#### Given exercise
Copy verbatim the span of lines beginning at the line that contains "What data populates" and ending with the final line of the data. Exclude pictures from the copy.

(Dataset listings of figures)
..............................
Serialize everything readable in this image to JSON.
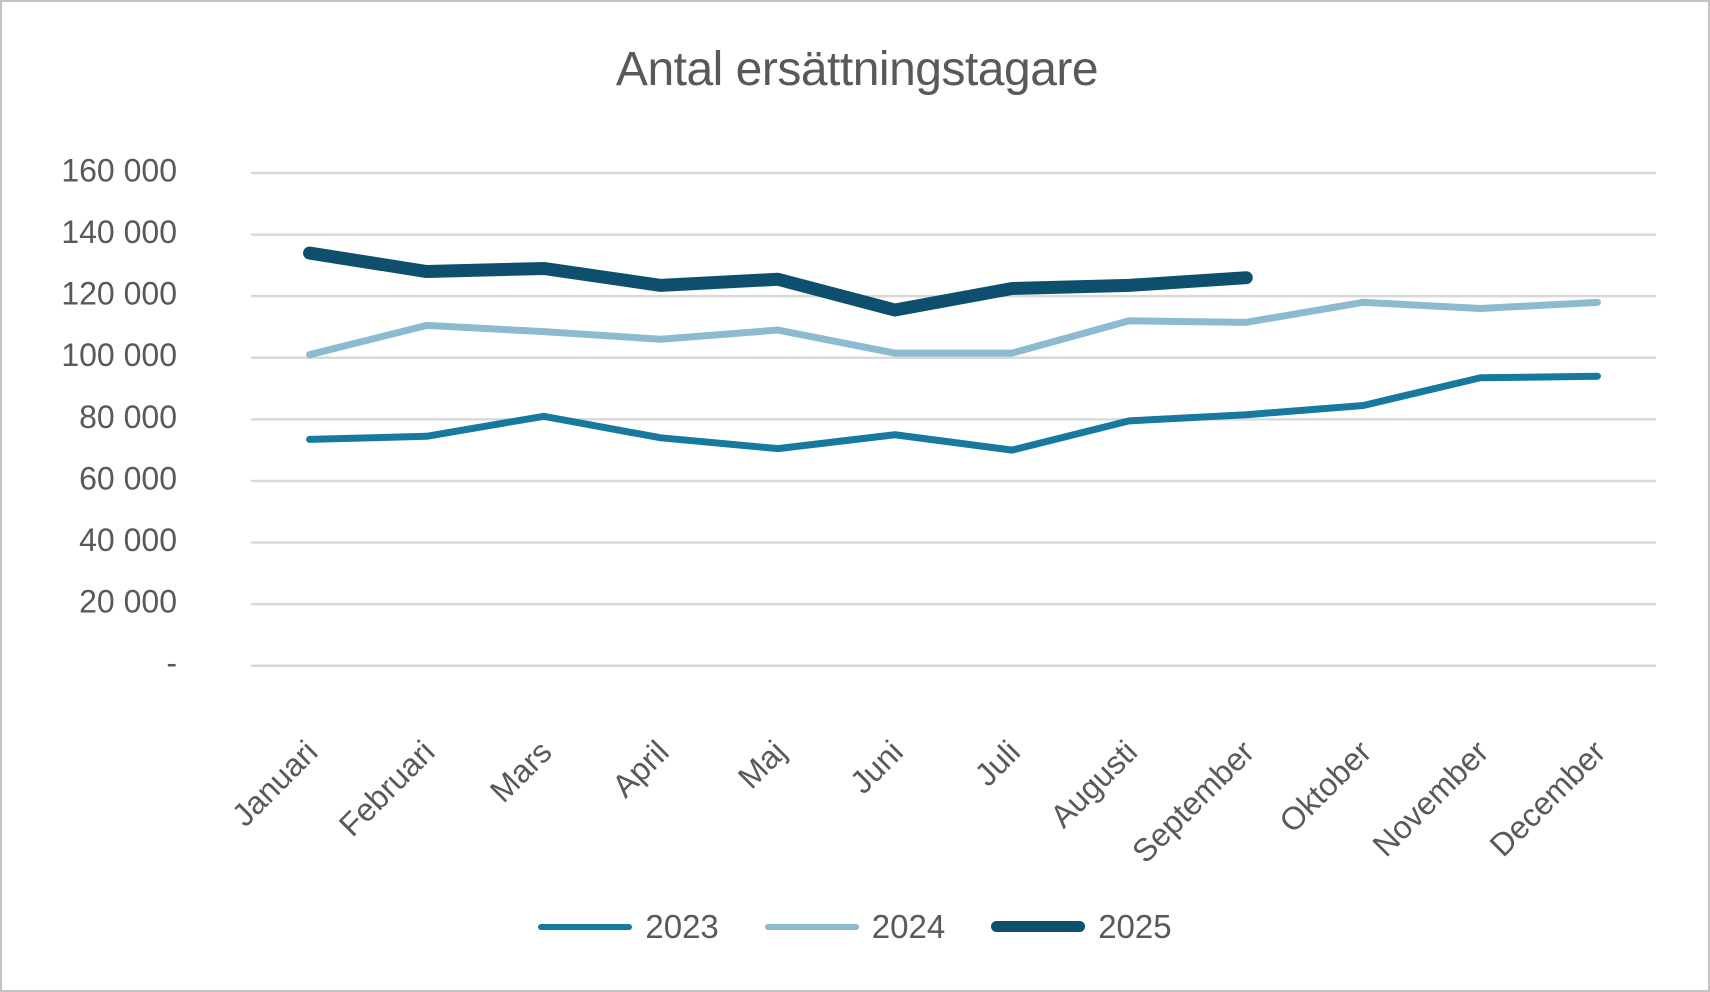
{
  "window": {
    "background": "#ffffff",
    "border_color": "#c3c3c3"
  },
  "chart_data": {
    "type": "line",
    "title": "Antal ersättningstagare",
    "categories": [
      "Januari",
      "Februari",
      "Mars",
      "April",
      "Maj",
      "Juni",
      "Juli",
      "Augusti",
      "September",
      "Oktober",
      "November",
      "December"
    ],
    "series": [
      {
        "name": "2023",
        "color": "#17799E",
        "stroke_width": 7,
        "legend_stroke_height": 6,
        "values": [
          73500,
          74500,
          81000,
          74000,
          70500,
          75000,
          70000,
          79500,
          81500,
          84500,
          93500,
          94000
        ]
      },
      {
        "name": "2024",
        "color": "#8CBAD1",
        "stroke_width": 7,
        "legend_stroke_height": 6,
        "values": [
          101000,
          110500,
          108500,
          106000,
          109000,
          101500,
          101500,
          112000,
          111500,
          118000,
          116000,
          118000
        ]
      },
      {
        "name": "2025",
        "color": "#0E4F6E",
        "stroke_width": 13,
        "legend_stroke_height": 11,
        "values": [
          134000,
          128000,
          129000,
          123500,
          125500,
          115500,
          122500,
          123500,
          126000
        ]
      }
    ],
    "y_axis": {
      "min": 0,
      "max": 160000,
      "step": 20000,
      "tick_labels_top_to_bottom": [
        "160 000",
        "140 000",
        "120 000",
        "100 000",
        "80 000",
        "60 000",
        "40 000",
        "20 000",
        "-"
      ]
    },
    "x_axis": {
      "label_rotation_deg": -45
    },
    "grid": true,
    "legend_position": "bottom",
    "text_color": "#595959",
    "gridline_color": "#D9D9D9"
  }
}
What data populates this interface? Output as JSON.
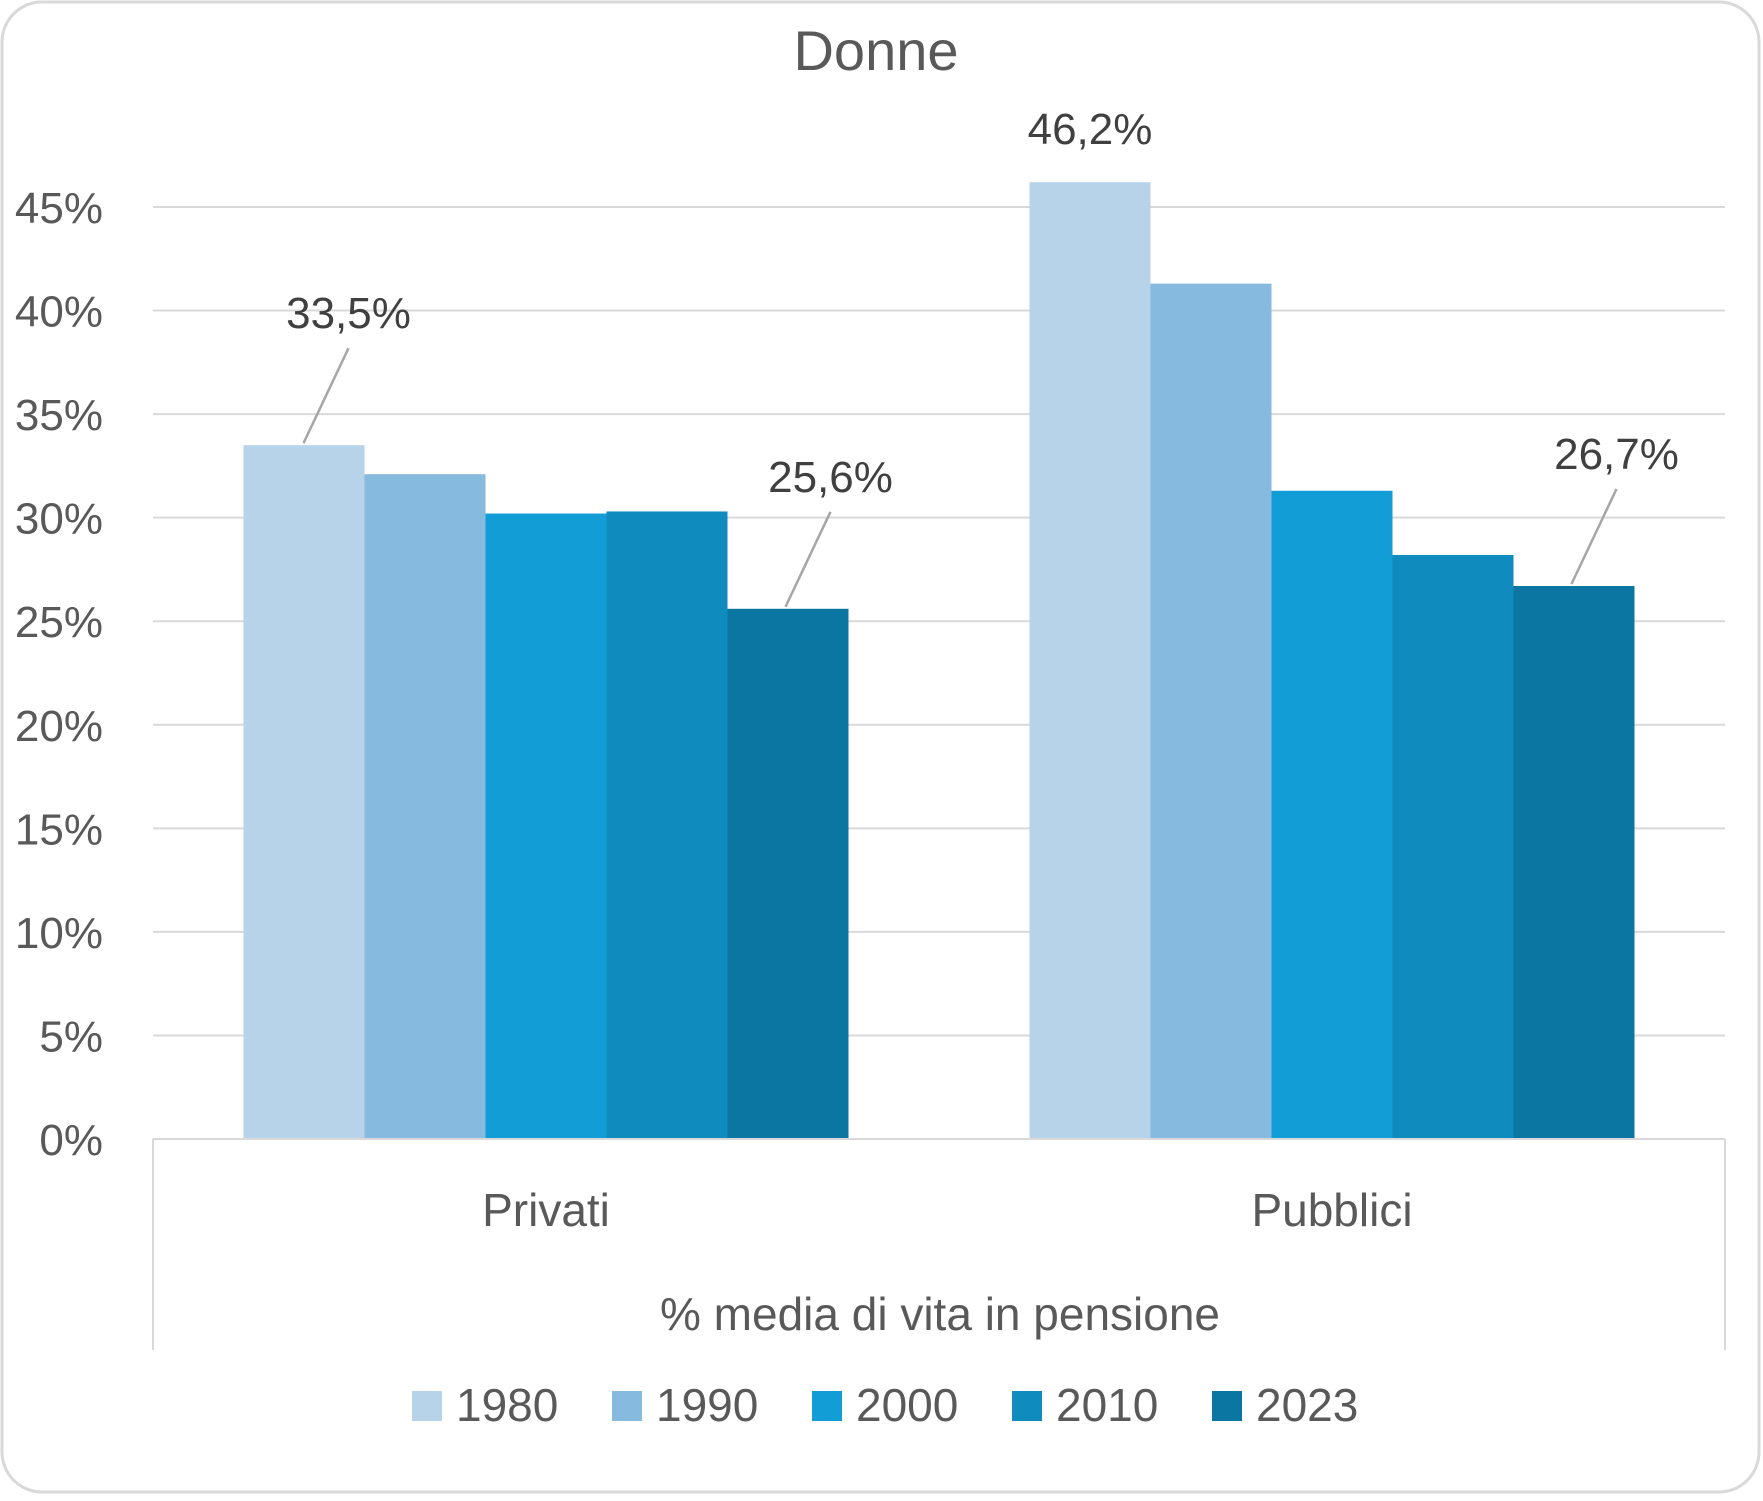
{
  "chart_data": {
    "type": "bar",
    "title": "Donne",
    "xlabel": "% media di vita in pensione",
    "ylabel": "",
    "categories": [
      "Privati",
      "Pubblici"
    ],
    "series": [
      {
        "name": "1980",
        "color": "#b7d3ea",
        "values": [
          33.5,
          46.2
        ]
      },
      {
        "name": "1990",
        "color": "#86badf",
        "values": [
          32.1,
          41.3
        ]
      },
      {
        "name": "2000",
        "color": "#129dd6",
        "values": [
          30.2,
          31.3
        ]
      },
      {
        "name": "2010",
        "color": "#0f8bbd",
        "values": [
          30.3,
          28.2
        ]
      },
      {
        "name": "2023",
        "color": "#0c76a3",
        "values": [
          25.6,
          26.7
        ]
      }
    ],
    "ylim": [
      0,
      45
    ],
    "yticks": [
      "0%",
      "5%",
      "10%",
      "15%",
      "20%",
      "25%",
      "30%",
      "35%",
      "40%",
      "45%"
    ],
    "data_labels": [
      {
        "series": 0,
        "category": 0,
        "text": "33,5%"
      },
      {
        "series": 4,
        "category": 0,
        "text": "25,6%"
      },
      {
        "series": 0,
        "category": 1,
        "text": "46,2%"
      },
      {
        "series": 4,
        "category": 1,
        "text": "26,7%"
      }
    ],
    "grid": true,
    "legend_position": "bottom"
  }
}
..............................
#### Right answer
What data populates this interface? Output as JSON.
{
  "chart_data": {
    "type": "bar",
    "title": "Donne",
    "xlabel": "% media di vita in pensione",
    "ylabel": "",
    "categories": [
      "Privati",
      "Pubblici"
    ],
    "series": [
      {
        "name": "1980",
        "color": "#b7d3ea",
        "values": [
          33.5,
          46.2
        ]
      },
      {
        "name": "1990",
        "color": "#86badf",
        "values": [
          32.1,
          41.3
        ]
      },
      {
        "name": "2000",
        "color": "#129dd6",
        "values": [
          30.2,
          31.3
        ]
      },
      {
        "name": "2010",
        "color": "#0f8bbd",
        "values": [
          30.3,
          28.2
        ]
      },
      {
        "name": "2023",
        "color": "#0c76a3",
        "values": [
          25.6,
          26.7
        ]
      }
    ],
    "ylim": [
      0,
      45
    ],
    "yticks": [
      "0%",
      "5%",
      "10%",
      "15%",
      "20%",
      "25%",
      "30%",
      "35%",
      "40%",
      "45%"
    ],
    "data_labels": [
      {
        "series": 0,
        "category": 0,
        "text": "33,5%"
      },
      {
        "series": 4,
        "category": 0,
        "text": "25,6%"
      },
      {
        "series": 0,
        "category": 1,
        "text": "46,2%"
      },
      {
        "series": 4,
        "category": 1,
        "text": "26,7%"
      }
    ],
    "grid": true,
    "legend_position": "bottom"
  }
}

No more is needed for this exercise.